GIVEN RECORDS ▸
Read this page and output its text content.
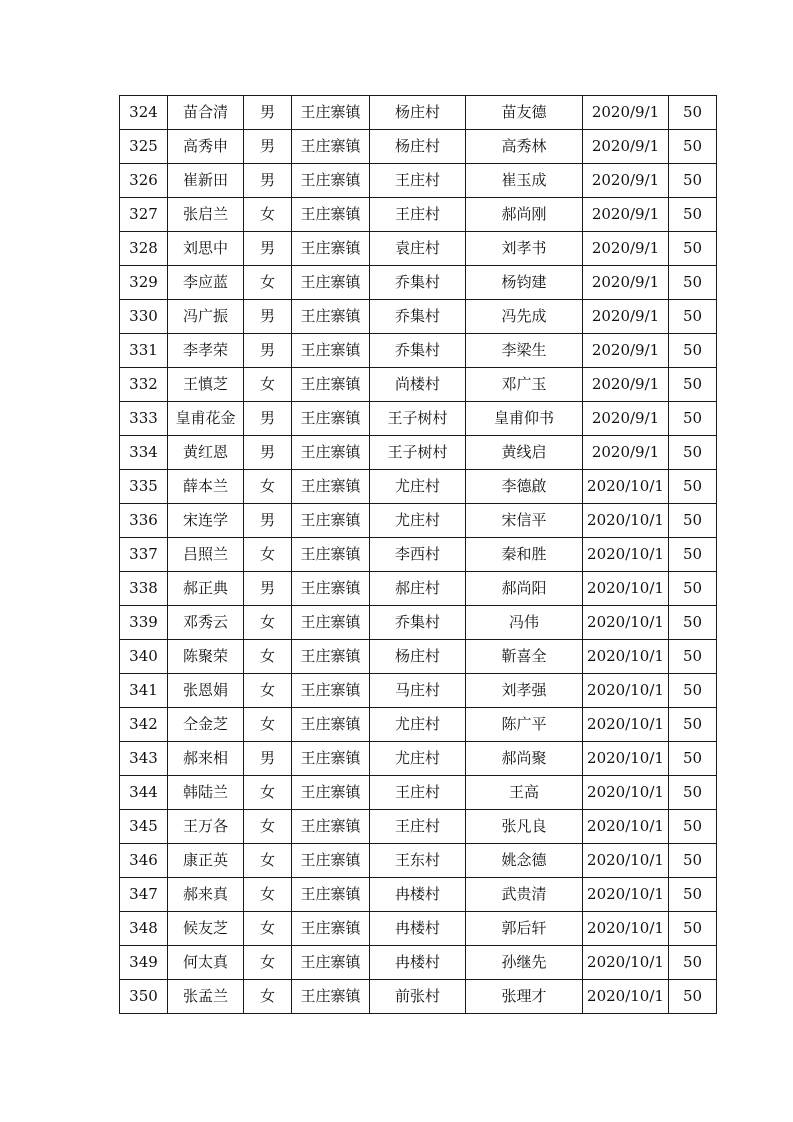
324	苗合清	男	王庄寨镇	杨庄村	苗友德	2020/9/1	50
325	高秀申	男	王庄寨镇	杨庄村	高秀林	2020/9/1	50
326	崔新田	男	王庄寨镇	王庄村	崔玉成	2020/9/1	50
327	张启兰	女	王庄寨镇	王庄村	郝尚刚	2020/9/1	50
328	刘思中	男	王庄寨镇	袁庄村	刘孝书	2020/9/1	50
329	李应蓝	女	王庄寨镇	乔集村	杨钧建	2020/9/1	50
330	冯广振	男	王庄寨镇	乔集村	冯先成	2020/9/1	50
331	李孝荣	男	王庄寨镇	乔集村	李梁生	2020/9/1	50
332	王慎芝	女	王庄寨镇	尚楼村	邓广玉	2020/9/1	50
333	皇甫花金	男	王庄寨镇	王子树村	皇甫仰书	2020/9/1	50
334	黄红恩	男	王庄寨镇	王子树村	黄线启	2020/9/1	50
335	薛本兰	女	王庄寨镇	尤庄村	李德啟	2020/10/1	50
336	宋连学	男	王庄寨镇	尤庄村	宋信平	2020/10/1	50
337	吕照兰	女	王庄寨镇	李西村	秦和胜	2020/10/1	50
338	郝正典	男	王庄寨镇	郝庄村	郝尚阳	2020/10/1	50
339	邓秀云	女	王庄寨镇	乔集村	冯伟	2020/10/1	50
340	陈聚荣	女	王庄寨镇	杨庄村	靳喜全	2020/10/1	50
341	张恩娟	女	王庄寨镇	马庄村	刘孝强	2020/10/1	50
342	仝金芝	女	王庄寨镇	尤庄村	陈广平	2020/10/1	50
343	郝来相	男	王庄寨镇	尤庄村	郝尚聚	2020/10/1	50
344	韩陆兰	女	王庄寨镇	王庄村	王高	2020/10/1	50
345	王万各	女	王庄寨镇	王庄村	张凡良	2020/10/1	50
346	康正英	女	王庄寨镇	王东村	姚念德	2020/10/1	50
347	郝来真	女	王庄寨镇	冉楼村	武贵清	2020/10/1	50
348	候友芝	女	王庄寨镇	冉楼村	郭后轩	2020/10/1	50
349	何太真	女	王庄寨镇	冉楼村	孙继先	2020/10/1	50
350	张孟兰	女	王庄寨镇	前张村	张理才	2020/10/1	50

STATED PROBLEM ▸
Repeat the records above exactly, leaving out any pictures they contain.

RESULT OF THE EXERCISE ▸
Read this page and output its text content.
324	苗合清	男	王庄寨镇	杨庄村	苗友德	2020/9/1	50
325	高秀申	男	王庄寨镇	杨庄村	高秀林	2020/9/1	50
326	崔新田	男	王庄寨镇	王庄村	崔玉成	2020/9/1	50
327	张启兰	女	王庄寨镇	王庄村	郝尚刚	2020/9/1	50
328	刘思中	男	王庄寨镇	袁庄村	刘孝书	2020/9/1	50
329	李应蓝	女	王庄寨镇	乔集村	杨钧建	2020/9/1	50
330	冯广振	男	王庄寨镇	乔集村	冯先成	2020/9/1	50
331	李孝荣	男	王庄寨镇	乔集村	李梁生	2020/9/1	50
332	王慎芝	女	王庄寨镇	尚楼村	邓广玉	2020/9/1	50
333	皇甫花金	男	王庄寨镇	王子树村	皇甫仰书	2020/9/1	50
334	黄红恩	男	王庄寨镇	王子树村	黄线启	2020/9/1	50
335	薛本兰	女	王庄寨镇	尤庄村	李德啟	2020/10/1	50
336	宋连学	男	王庄寨镇	尤庄村	宋信平	2020/10/1	50
337	吕照兰	女	王庄寨镇	李西村	秦和胜	2020/10/1	50
338	郝正典	男	王庄寨镇	郝庄村	郝尚阳	2020/10/1	50
339	邓秀云	女	王庄寨镇	乔集村	冯伟	2020/10/1	50
340	陈聚荣	女	王庄寨镇	杨庄村	靳喜全	2020/10/1	50
341	张恩娟	女	王庄寨镇	马庄村	刘孝强	2020/10/1	50
342	仝金芝	女	王庄寨镇	尤庄村	陈广平	2020/10/1	50
343	郝来相	男	王庄寨镇	尤庄村	郝尚聚	2020/10/1	50
344	韩陆兰	女	王庄寨镇	王庄村	王高	2020/10/1	50
345	王万各	女	王庄寨镇	王庄村	张凡良	2020/10/1	50
346	康正英	女	王庄寨镇	王东村	姚念德	2020/10/1	50
347	郝来真	女	王庄寨镇	冉楼村	武贵清	2020/10/1	50
348	候友芝	女	王庄寨镇	冉楼村	郭后轩	2020/10/1	50
349	何太真	女	王庄寨镇	冉楼村	孙继先	2020/10/1	50
350	张孟兰	女	王庄寨镇	前张村	张理才	2020/10/1	50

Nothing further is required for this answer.